▶ _SET PROBLEM_:
Please print every record below exactly as it appears.

(Dataset records)
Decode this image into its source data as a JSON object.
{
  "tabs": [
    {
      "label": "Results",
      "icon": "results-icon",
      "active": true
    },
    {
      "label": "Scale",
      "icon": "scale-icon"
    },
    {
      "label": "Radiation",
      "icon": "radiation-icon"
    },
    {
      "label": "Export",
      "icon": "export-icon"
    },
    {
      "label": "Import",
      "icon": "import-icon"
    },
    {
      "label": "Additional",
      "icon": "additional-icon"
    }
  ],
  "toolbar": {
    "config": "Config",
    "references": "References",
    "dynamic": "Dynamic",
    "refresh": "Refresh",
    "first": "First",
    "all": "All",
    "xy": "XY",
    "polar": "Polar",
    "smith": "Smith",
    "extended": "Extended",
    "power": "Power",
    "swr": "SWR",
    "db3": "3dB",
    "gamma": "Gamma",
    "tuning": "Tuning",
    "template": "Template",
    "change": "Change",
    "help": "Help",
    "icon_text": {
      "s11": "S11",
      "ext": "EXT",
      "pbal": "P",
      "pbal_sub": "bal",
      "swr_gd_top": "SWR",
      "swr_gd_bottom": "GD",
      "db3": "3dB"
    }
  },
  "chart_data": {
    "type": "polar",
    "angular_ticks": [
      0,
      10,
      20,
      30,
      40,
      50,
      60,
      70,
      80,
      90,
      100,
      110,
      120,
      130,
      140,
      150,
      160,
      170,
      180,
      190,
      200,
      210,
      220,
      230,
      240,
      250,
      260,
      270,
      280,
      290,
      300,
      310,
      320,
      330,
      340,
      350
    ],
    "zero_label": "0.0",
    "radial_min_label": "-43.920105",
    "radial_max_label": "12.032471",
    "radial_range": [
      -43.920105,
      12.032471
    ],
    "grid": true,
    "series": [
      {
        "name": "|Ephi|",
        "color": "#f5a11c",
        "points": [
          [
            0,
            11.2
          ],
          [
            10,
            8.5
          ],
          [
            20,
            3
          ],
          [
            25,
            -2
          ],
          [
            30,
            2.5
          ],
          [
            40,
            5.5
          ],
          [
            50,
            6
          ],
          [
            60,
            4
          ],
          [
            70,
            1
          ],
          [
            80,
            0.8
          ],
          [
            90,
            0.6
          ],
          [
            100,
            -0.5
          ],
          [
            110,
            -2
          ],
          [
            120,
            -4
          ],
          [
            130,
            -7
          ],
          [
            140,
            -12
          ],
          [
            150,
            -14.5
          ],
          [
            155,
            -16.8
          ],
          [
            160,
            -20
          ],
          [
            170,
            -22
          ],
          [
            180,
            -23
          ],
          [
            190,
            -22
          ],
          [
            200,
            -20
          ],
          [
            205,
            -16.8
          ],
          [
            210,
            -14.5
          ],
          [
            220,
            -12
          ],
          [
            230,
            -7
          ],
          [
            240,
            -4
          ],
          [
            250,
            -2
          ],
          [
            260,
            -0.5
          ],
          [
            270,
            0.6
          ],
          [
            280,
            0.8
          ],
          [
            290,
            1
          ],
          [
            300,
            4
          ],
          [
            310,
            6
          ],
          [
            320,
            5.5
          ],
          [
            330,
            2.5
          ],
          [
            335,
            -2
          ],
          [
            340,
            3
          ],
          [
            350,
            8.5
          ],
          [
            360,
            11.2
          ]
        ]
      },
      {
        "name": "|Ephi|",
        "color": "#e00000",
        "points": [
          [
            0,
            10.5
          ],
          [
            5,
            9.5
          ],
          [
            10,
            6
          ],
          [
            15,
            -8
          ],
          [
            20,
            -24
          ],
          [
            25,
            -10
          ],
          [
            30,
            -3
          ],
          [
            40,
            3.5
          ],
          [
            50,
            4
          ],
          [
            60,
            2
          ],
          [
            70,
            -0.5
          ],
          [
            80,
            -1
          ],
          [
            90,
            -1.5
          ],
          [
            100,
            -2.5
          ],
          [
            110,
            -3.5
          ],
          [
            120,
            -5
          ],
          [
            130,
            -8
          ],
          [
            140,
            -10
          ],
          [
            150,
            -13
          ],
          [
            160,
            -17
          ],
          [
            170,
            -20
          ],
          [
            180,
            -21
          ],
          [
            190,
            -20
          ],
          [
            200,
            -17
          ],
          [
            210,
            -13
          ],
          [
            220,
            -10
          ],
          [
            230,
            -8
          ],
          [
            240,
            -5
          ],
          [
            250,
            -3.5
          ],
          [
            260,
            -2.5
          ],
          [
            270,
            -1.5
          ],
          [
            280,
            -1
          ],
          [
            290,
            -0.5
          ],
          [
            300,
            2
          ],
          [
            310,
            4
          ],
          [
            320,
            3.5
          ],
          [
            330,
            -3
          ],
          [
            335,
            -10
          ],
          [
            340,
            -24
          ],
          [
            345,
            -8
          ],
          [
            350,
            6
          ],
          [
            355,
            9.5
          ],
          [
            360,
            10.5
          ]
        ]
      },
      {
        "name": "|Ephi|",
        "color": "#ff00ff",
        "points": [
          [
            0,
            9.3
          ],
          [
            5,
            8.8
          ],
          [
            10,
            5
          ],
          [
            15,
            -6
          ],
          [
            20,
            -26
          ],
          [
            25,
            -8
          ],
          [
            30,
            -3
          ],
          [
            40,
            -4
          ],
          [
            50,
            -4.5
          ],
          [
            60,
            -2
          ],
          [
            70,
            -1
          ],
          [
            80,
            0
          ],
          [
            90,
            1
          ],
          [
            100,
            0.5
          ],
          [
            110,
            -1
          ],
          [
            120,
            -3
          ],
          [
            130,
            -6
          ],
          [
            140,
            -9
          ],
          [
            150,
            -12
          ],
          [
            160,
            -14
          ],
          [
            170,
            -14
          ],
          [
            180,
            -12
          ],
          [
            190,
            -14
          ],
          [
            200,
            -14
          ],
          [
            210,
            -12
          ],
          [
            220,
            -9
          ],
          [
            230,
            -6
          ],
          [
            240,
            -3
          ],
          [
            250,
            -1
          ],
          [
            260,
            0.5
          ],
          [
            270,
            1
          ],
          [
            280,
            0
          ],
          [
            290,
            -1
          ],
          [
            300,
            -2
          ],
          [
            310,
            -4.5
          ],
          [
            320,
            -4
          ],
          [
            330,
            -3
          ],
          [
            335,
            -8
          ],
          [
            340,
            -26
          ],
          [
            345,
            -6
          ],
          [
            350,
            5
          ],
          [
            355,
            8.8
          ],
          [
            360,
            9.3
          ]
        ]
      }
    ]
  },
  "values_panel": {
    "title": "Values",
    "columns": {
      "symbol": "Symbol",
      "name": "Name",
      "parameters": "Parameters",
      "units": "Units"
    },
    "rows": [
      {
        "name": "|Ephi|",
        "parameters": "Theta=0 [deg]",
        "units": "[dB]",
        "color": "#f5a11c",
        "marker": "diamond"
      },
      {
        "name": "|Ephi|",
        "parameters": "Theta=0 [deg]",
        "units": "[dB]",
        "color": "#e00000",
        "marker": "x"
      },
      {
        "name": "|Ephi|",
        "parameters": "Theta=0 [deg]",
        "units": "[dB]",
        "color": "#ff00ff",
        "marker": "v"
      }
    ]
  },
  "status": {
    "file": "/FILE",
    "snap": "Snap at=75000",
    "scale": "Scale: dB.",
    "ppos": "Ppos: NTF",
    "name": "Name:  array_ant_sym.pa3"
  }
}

▶ _EXERCISE RESULT_:
Decode this image into its source data as a JSON object.
{
  "tabs": [
    {
      "label": "Results",
      "icon": "results-icon",
      "active": true
    },
    {
      "label": "Scale",
      "icon": "scale-icon"
    },
    {
      "label": "Radiation",
      "icon": "radiation-icon"
    },
    {
      "label": "Export",
      "icon": "export-icon"
    },
    {
      "label": "Import",
      "icon": "import-icon"
    },
    {
      "label": "Additional",
      "icon": "additional-icon"
    }
  ],
  "toolbar": {
    "config": "Config",
    "references": "References",
    "dynamic": "Dynamic",
    "refresh": "Refresh",
    "first": "First",
    "all": "All",
    "xy": "XY",
    "polar": "Polar",
    "smith": "Smith",
    "extended": "Extended",
    "power": "Power",
    "swr": "SWR",
    "db3": "3dB",
    "gamma": "Gamma",
    "tuning": "Tuning",
    "template": "Template",
    "change": "Change",
    "help": "Help",
    "icon_text": {
      "s11": "S11",
      "ext": "EXT",
      "pbal": "P",
      "pbal_sub": "bal",
      "swr_gd_top": "SWR",
      "swr_gd_bottom": "GD",
      "db3": "3dB"
    }
  },
  "chart_data": {
    "type": "polar",
    "angular_ticks": [
      0,
      10,
      20,
      30,
      40,
      50,
      60,
      70,
      80,
      90,
      100,
      110,
      120,
      130,
      140,
      150,
      160,
      170,
      180,
      190,
      200,
      210,
      220,
      230,
      240,
      250,
      260,
      270,
      280,
      290,
      300,
      310,
      320,
      330,
      340,
      350
    ],
    "zero_label": "0.0",
    "radial_min_label": "-43.920105",
    "radial_max_label": "12.032471",
    "radial_range": [
      -43.920105,
      12.032471
    ],
    "grid": true,
    "series": [
      {
        "name": "|Ephi|",
        "color": "#f5a11c",
        "points": [
          [
            0,
            11.2
          ],
          [
            10,
            8.5
          ],
          [
            20,
            3
          ],
          [
            25,
            -2
          ],
          [
            30,
            2.5
          ],
          [
            40,
            5.5
          ],
          [
            50,
            6
          ],
          [
            60,
            4
          ],
          [
            70,
            1
          ],
          [
            80,
            0.8
          ],
          [
            90,
            0.6
          ],
          [
            100,
            -0.5
          ],
          [
            110,
            -2
          ],
          [
            120,
            -4
          ],
          [
            130,
            -7
          ],
          [
            140,
            -12
          ],
          [
            150,
            -14.5
          ],
          [
            155,
            -16.8
          ],
          [
            160,
            -20
          ],
          [
            170,
            -22
          ],
          [
            180,
            -23
          ],
          [
            190,
            -22
          ],
          [
            200,
            -20
          ],
          [
            205,
            -16.8
          ],
          [
            210,
            -14.5
          ],
          [
            220,
            -12
          ],
          [
            230,
            -7
          ],
          [
            240,
            -4
          ],
          [
            250,
            -2
          ],
          [
            260,
            -0.5
          ],
          [
            270,
            0.6
          ],
          [
            280,
            0.8
          ],
          [
            290,
            1
          ],
          [
            300,
            4
          ],
          [
            310,
            6
          ],
          [
            320,
            5.5
          ],
          [
            330,
            2.5
          ],
          [
            335,
            -2
          ],
          [
            340,
            3
          ],
          [
            350,
            8.5
          ],
          [
            360,
            11.2
          ]
        ]
      },
      {
        "name": "|Ephi|",
        "color": "#e00000",
        "points": [
          [
            0,
            10.5
          ],
          [
            5,
            9.5
          ],
          [
            10,
            6
          ],
          [
            15,
            -8
          ],
          [
            20,
            -24
          ],
          [
            25,
            -10
          ],
          [
            30,
            -3
          ],
          [
            40,
            3.5
          ],
          [
            50,
            4
          ],
          [
            60,
            2
          ],
          [
            70,
            -0.5
          ],
          [
            80,
            -1
          ],
          [
            90,
            -1.5
          ],
          [
            100,
            -2.5
          ],
          [
            110,
            -3.5
          ],
          [
            120,
            -5
          ],
          [
            130,
            -8
          ],
          [
            140,
            -10
          ],
          [
            150,
            -13
          ],
          [
            160,
            -17
          ],
          [
            170,
            -20
          ],
          [
            180,
            -21
          ],
          [
            190,
            -20
          ],
          [
            200,
            -17
          ],
          [
            210,
            -13
          ],
          [
            220,
            -10
          ],
          [
            230,
            -8
          ],
          [
            240,
            -5
          ],
          [
            250,
            -3.5
          ],
          [
            260,
            -2.5
          ],
          [
            270,
            -1.5
          ],
          [
            280,
            -1
          ],
          [
            290,
            -0.5
          ],
          [
            300,
            2
          ],
          [
            310,
            4
          ],
          [
            320,
            3.5
          ],
          [
            330,
            -3
          ],
          [
            335,
            -10
          ],
          [
            340,
            -24
          ],
          [
            345,
            -8
          ],
          [
            350,
            6
          ],
          [
            355,
            9.5
          ],
          [
            360,
            10.5
          ]
        ]
      },
      {
        "name": "|Ephi|",
        "color": "#ff00ff",
        "points": [
          [
            0,
            9.3
          ],
          [
            5,
            8.8
          ],
          [
            10,
            5
          ],
          [
            15,
            -6
          ],
          [
            20,
            -26
          ],
          [
            25,
            -8
          ],
          [
            30,
            -3
          ],
          [
            40,
            -4
          ],
          [
            50,
            -4.5
          ],
          [
            60,
            -2
          ],
          [
            70,
            -1
          ],
          [
            80,
            0
          ],
          [
            90,
            1
          ],
          [
            100,
            0.5
          ],
          [
            110,
            -1
          ],
          [
            120,
            -3
          ],
          [
            130,
            -6
          ],
          [
            140,
            -9
          ],
          [
            150,
            -12
          ],
          [
            160,
            -14
          ],
          [
            170,
            -14
          ],
          [
            180,
            -12
          ],
          [
            190,
            -14
          ],
          [
            200,
            -14
          ],
          [
            210,
            -12
          ],
          [
            220,
            -9
          ],
          [
            230,
            -6
          ],
          [
            240,
            -3
          ],
          [
            250,
            -1
          ],
          [
            260,
            0.5
          ],
          [
            270,
            1
          ],
          [
            280,
            0
          ],
          [
            290,
            -1
          ],
          [
            300,
            -2
          ],
          [
            310,
            -4.5
          ],
          [
            320,
            -4
          ],
          [
            330,
            -3
          ],
          [
            335,
            -8
          ],
          [
            340,
            -26
          ],
          [
            345,
            -6
          ],
          [
            350,
            5
          ],
          [
            355,
            8.8
          ],
          [
            360,
            9.3
          ]
        ]
      }
    ]
  },
  "values_panel": {
    "title": "Values",
    "columns": {
      "symbol": "Symbol",
      "name": "Name",
      "parameters": "Parameters",
      "units": "Units"
    },
    "rows": [
      {
        "name": "|Ephi|",
        "parameters": "Theta=0 [deg]",
        "units": "[dB]",
        "color": "#f5a11c",
        "marker": "diamond"
      },
      {
        "name": "|Ephi|",
        "parameters": "Theta=0 [deg]",
        "units": "[dB]",
        "color": "#e00000",
        "marker": "x"
      },
      {
        "name": "|Ephi|",
        "parameters": "Theta=0 [deg]",
        "units": "[dB]",
        "color": "#ff00ff",
        "marker": "v"
      }
    ]
  },
  "status": {
    "file": "/FILE",
    "snap": "Snap at=75000",
    "scale": "Scale: dB.",
    "ppos": "Ppos: NTF",
    "name": "Name:  array_ant_sym.pa3"
  }
}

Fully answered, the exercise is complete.